> _Aim of the task_:
Search the data for the word "CHECKLIST" and copy every line that contains it.

> _Collected data_:

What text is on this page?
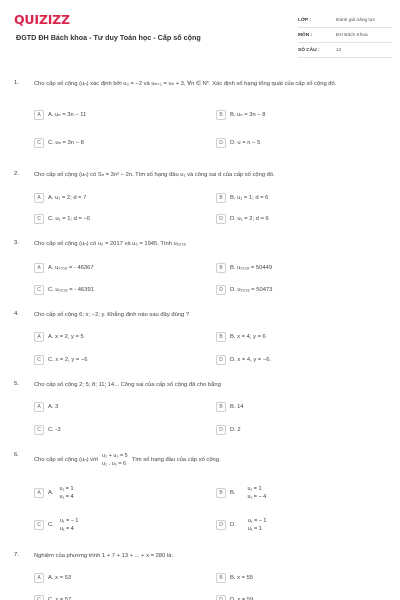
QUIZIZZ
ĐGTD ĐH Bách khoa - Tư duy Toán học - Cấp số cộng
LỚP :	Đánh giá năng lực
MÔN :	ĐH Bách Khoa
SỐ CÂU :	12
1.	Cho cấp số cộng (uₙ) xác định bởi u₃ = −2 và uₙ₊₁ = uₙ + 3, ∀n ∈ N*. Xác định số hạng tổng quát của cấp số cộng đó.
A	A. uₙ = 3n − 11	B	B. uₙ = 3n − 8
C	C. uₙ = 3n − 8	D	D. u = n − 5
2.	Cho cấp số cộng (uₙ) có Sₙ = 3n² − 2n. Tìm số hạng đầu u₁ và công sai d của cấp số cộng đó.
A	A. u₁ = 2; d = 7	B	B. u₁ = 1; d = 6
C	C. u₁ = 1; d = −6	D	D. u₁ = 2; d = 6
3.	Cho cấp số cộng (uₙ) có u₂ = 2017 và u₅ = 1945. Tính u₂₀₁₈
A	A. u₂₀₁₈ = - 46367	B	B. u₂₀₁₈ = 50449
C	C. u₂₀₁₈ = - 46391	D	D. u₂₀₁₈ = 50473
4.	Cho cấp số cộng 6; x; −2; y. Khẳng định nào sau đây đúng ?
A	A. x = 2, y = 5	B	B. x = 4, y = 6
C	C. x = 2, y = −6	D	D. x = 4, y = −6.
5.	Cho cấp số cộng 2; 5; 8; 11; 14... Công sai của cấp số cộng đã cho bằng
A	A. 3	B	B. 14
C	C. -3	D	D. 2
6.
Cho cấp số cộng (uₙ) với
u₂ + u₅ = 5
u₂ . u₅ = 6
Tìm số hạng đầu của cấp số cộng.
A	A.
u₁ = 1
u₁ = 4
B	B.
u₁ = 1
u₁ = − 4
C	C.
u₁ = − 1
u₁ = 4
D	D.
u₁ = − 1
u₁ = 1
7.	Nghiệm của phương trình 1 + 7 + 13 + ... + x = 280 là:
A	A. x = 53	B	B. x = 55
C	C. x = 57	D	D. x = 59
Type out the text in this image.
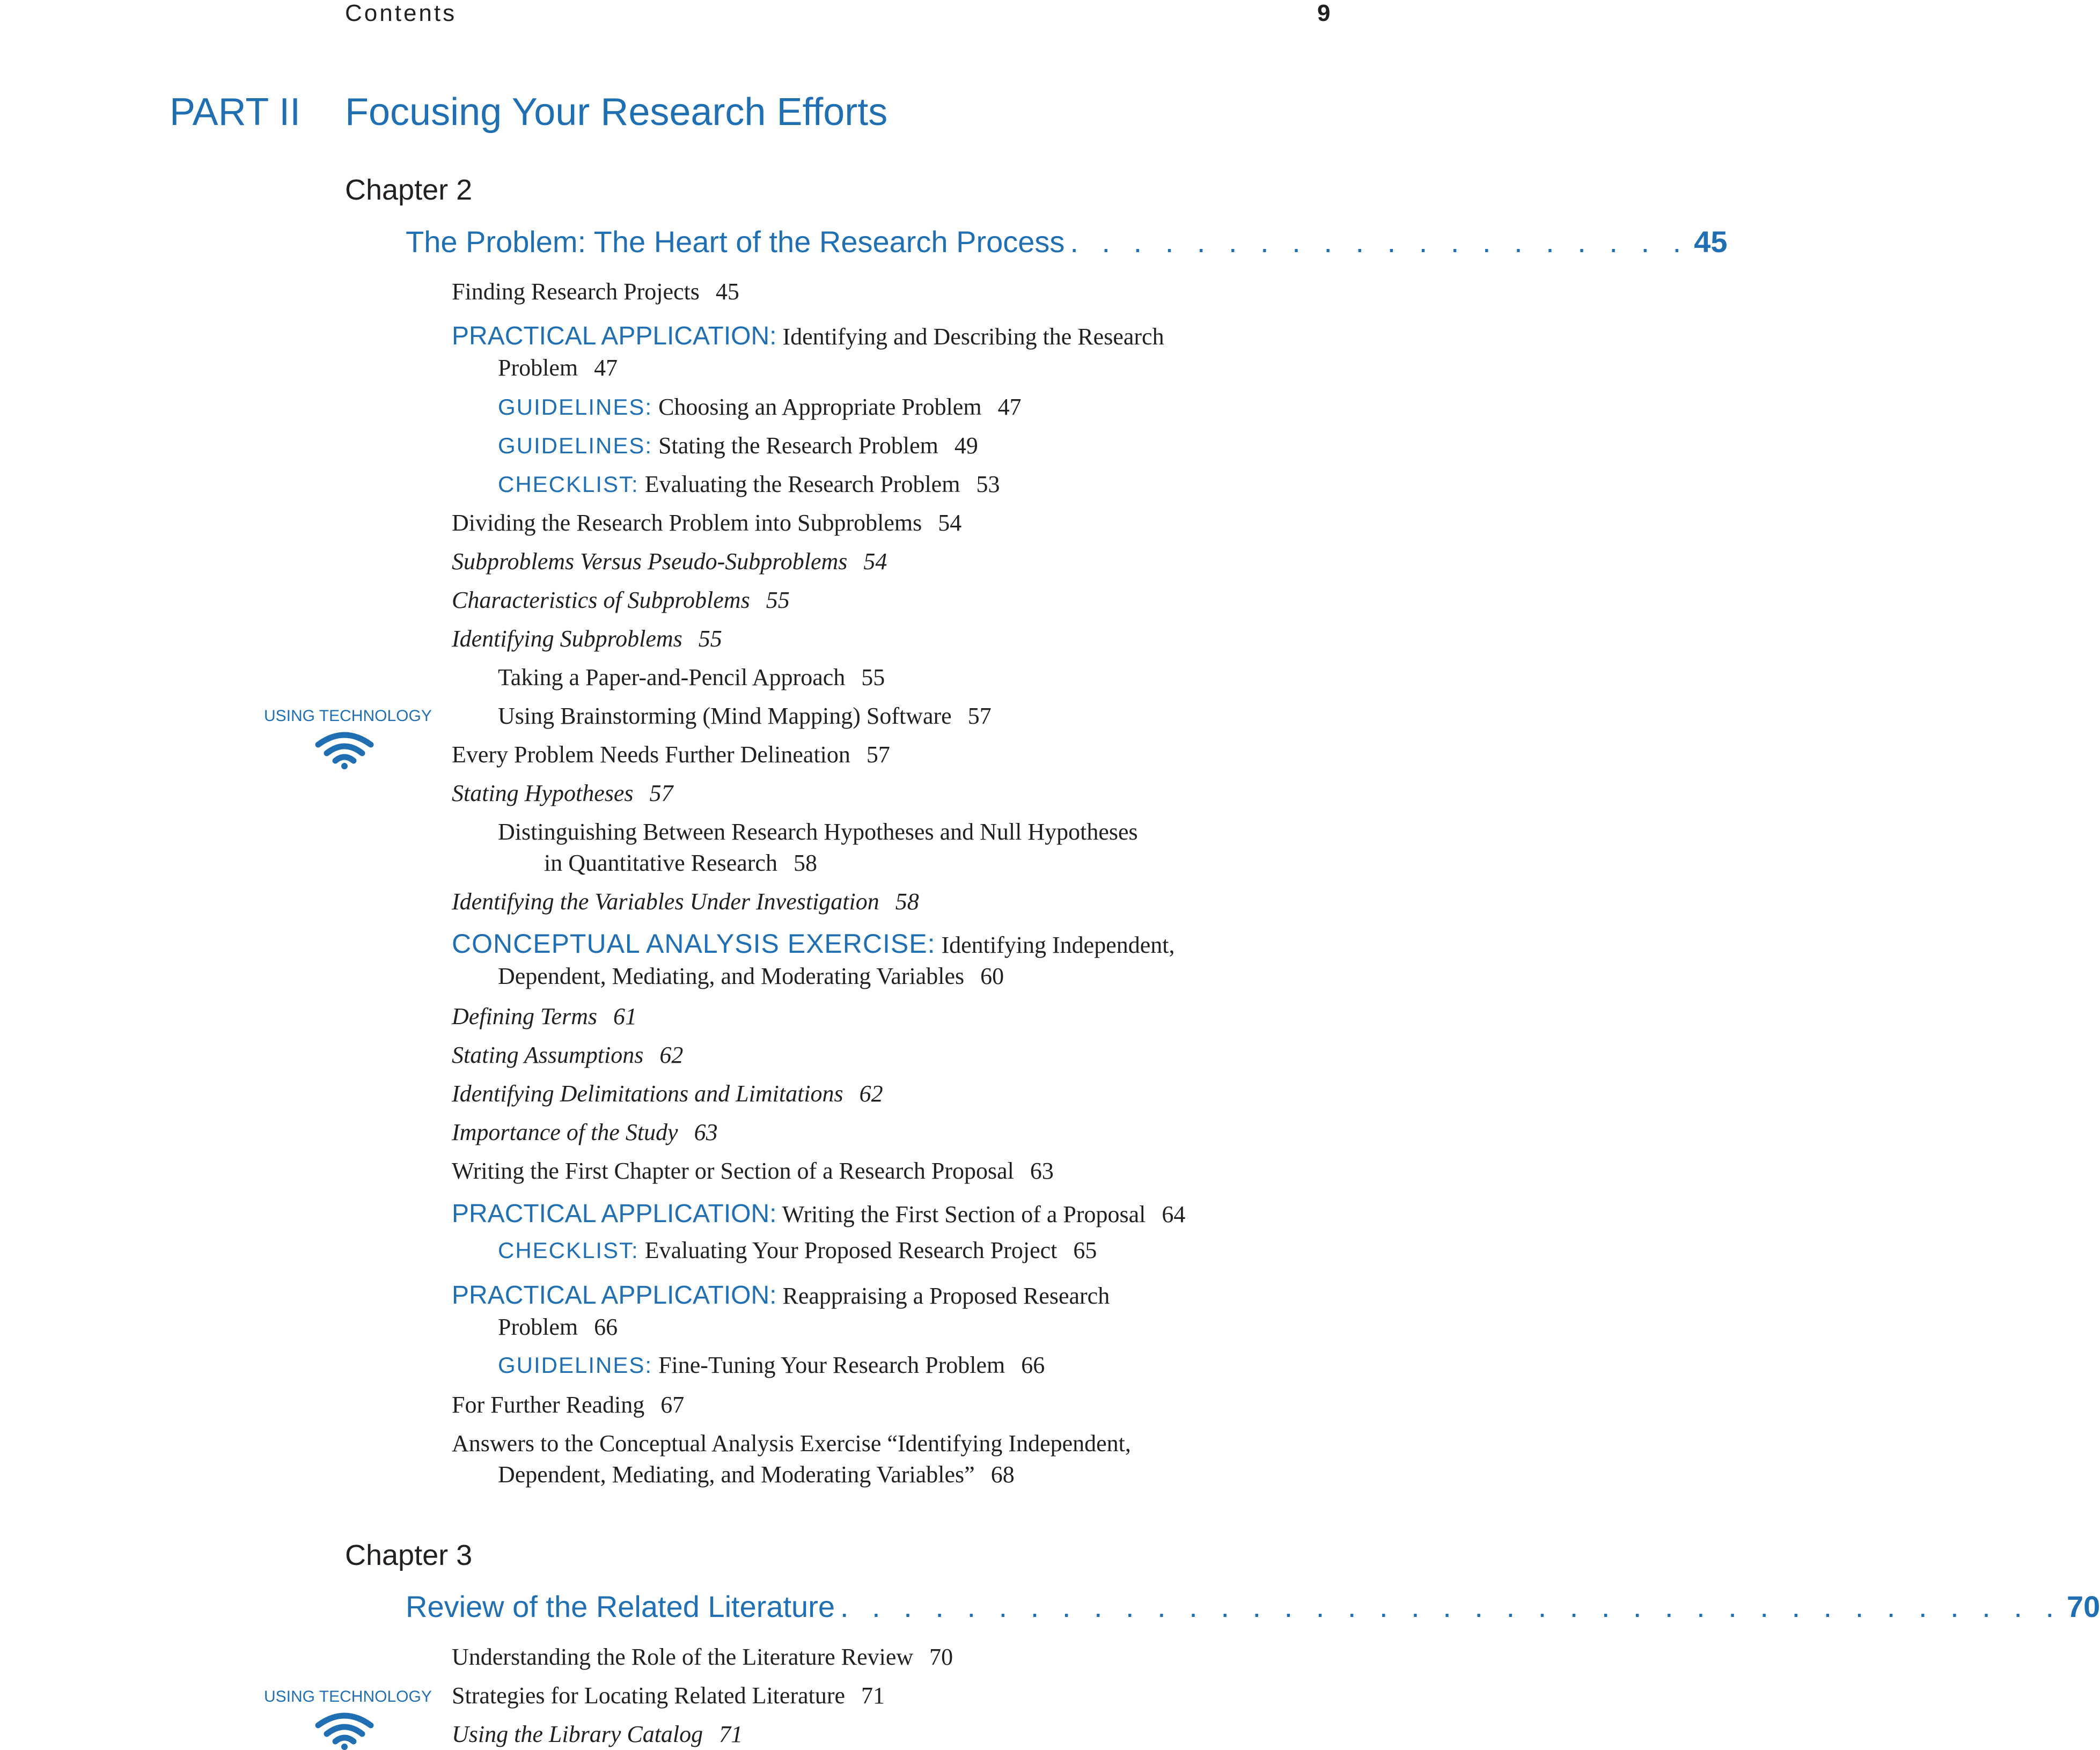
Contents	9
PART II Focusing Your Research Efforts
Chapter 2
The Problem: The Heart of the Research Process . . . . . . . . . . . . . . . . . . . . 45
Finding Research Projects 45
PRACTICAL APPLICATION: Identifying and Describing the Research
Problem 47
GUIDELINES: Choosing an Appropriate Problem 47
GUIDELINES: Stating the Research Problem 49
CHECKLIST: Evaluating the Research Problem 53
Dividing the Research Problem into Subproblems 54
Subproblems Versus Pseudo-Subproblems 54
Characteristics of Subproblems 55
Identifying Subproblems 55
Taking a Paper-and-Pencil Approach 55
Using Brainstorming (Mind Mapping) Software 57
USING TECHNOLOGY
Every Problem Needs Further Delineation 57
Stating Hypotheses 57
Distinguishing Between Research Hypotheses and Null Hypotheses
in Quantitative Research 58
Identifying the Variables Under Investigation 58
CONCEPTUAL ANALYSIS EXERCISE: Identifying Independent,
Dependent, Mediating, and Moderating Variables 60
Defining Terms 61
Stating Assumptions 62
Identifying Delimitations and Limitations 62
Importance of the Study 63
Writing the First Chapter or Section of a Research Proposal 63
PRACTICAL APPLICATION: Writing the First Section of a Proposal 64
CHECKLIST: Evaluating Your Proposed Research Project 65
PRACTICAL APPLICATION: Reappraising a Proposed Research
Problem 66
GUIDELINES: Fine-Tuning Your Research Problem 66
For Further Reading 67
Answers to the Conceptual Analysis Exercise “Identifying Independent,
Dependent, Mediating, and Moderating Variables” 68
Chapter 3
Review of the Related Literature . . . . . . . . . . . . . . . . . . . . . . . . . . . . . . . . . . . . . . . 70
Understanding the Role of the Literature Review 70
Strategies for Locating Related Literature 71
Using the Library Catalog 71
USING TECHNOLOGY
...
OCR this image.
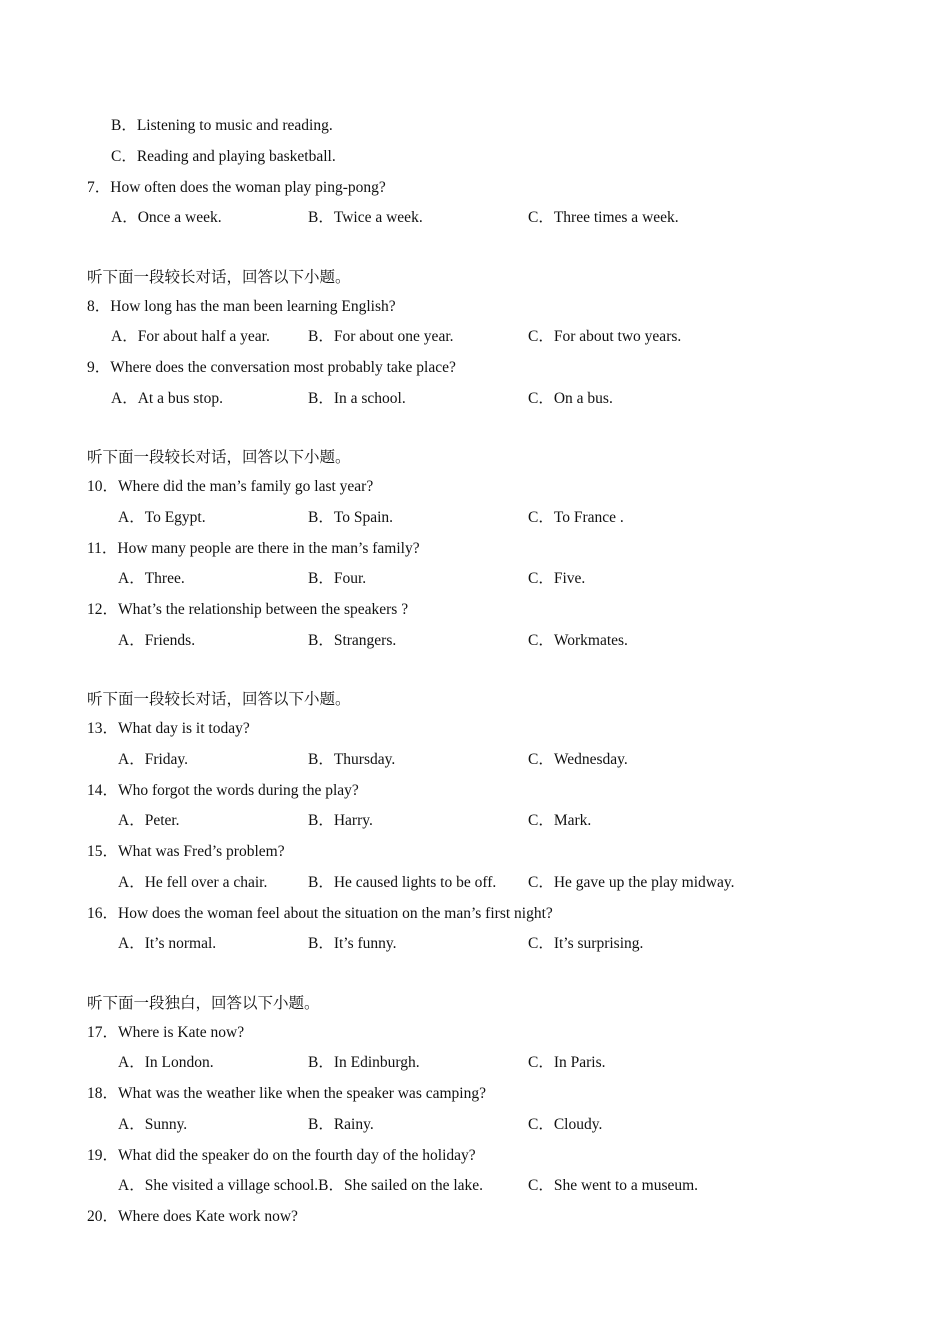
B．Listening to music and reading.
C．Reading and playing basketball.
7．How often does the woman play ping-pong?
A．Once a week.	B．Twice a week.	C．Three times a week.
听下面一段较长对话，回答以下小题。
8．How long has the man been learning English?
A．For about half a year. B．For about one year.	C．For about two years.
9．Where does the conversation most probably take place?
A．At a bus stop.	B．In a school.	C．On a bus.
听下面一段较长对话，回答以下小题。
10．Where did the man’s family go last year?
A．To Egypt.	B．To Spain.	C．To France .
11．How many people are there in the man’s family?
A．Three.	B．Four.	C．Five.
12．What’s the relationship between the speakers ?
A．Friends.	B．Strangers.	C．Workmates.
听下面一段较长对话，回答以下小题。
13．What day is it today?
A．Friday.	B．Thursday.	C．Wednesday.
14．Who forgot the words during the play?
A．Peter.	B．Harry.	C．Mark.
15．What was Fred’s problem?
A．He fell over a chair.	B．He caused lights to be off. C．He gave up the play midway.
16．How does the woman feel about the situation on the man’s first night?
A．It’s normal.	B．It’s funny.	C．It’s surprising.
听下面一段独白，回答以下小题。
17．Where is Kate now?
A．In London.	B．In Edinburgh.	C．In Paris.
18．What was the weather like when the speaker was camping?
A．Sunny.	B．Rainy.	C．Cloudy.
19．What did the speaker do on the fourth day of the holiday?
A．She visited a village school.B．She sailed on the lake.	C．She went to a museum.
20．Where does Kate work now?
* * *
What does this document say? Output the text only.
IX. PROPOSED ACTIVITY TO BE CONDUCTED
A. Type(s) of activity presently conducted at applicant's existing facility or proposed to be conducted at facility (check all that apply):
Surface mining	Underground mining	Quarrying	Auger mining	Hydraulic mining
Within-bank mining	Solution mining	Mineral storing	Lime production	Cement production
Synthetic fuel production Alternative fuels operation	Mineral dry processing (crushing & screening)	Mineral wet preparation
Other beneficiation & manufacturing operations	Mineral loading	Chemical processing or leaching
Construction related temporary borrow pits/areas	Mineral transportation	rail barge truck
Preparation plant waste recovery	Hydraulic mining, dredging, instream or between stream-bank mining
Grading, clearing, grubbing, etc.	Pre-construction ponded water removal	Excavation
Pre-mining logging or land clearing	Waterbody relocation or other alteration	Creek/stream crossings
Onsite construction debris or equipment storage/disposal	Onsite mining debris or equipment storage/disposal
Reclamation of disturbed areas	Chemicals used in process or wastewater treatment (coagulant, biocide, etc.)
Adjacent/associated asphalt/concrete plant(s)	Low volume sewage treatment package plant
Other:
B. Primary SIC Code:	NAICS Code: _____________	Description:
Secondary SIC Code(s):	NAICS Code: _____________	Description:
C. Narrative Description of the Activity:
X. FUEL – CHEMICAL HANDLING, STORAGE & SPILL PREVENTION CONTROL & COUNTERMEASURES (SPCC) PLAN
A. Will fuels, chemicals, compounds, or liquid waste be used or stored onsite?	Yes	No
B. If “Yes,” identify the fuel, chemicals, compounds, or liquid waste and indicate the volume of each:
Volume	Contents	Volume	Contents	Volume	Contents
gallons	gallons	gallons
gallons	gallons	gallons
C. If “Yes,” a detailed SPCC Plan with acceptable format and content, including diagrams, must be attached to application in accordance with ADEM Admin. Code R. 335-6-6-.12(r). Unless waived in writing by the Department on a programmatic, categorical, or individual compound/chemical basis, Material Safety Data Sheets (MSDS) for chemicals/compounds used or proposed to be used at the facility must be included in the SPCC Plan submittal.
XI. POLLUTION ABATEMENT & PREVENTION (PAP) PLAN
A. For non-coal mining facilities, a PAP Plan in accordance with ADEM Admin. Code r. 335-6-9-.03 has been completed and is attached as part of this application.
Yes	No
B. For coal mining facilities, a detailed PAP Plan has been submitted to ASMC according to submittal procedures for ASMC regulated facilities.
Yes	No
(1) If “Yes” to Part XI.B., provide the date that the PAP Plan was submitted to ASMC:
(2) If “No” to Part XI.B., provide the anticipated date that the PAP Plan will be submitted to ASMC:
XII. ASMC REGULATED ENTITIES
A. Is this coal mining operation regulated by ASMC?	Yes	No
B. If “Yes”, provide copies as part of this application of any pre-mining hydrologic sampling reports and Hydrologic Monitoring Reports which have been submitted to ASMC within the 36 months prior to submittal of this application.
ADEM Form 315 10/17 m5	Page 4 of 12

> _Exercise result_:
CHECKLIST: Evaluating the Research Problem 53
CHECKLIST: Evaluating Your Proposed Research Project 65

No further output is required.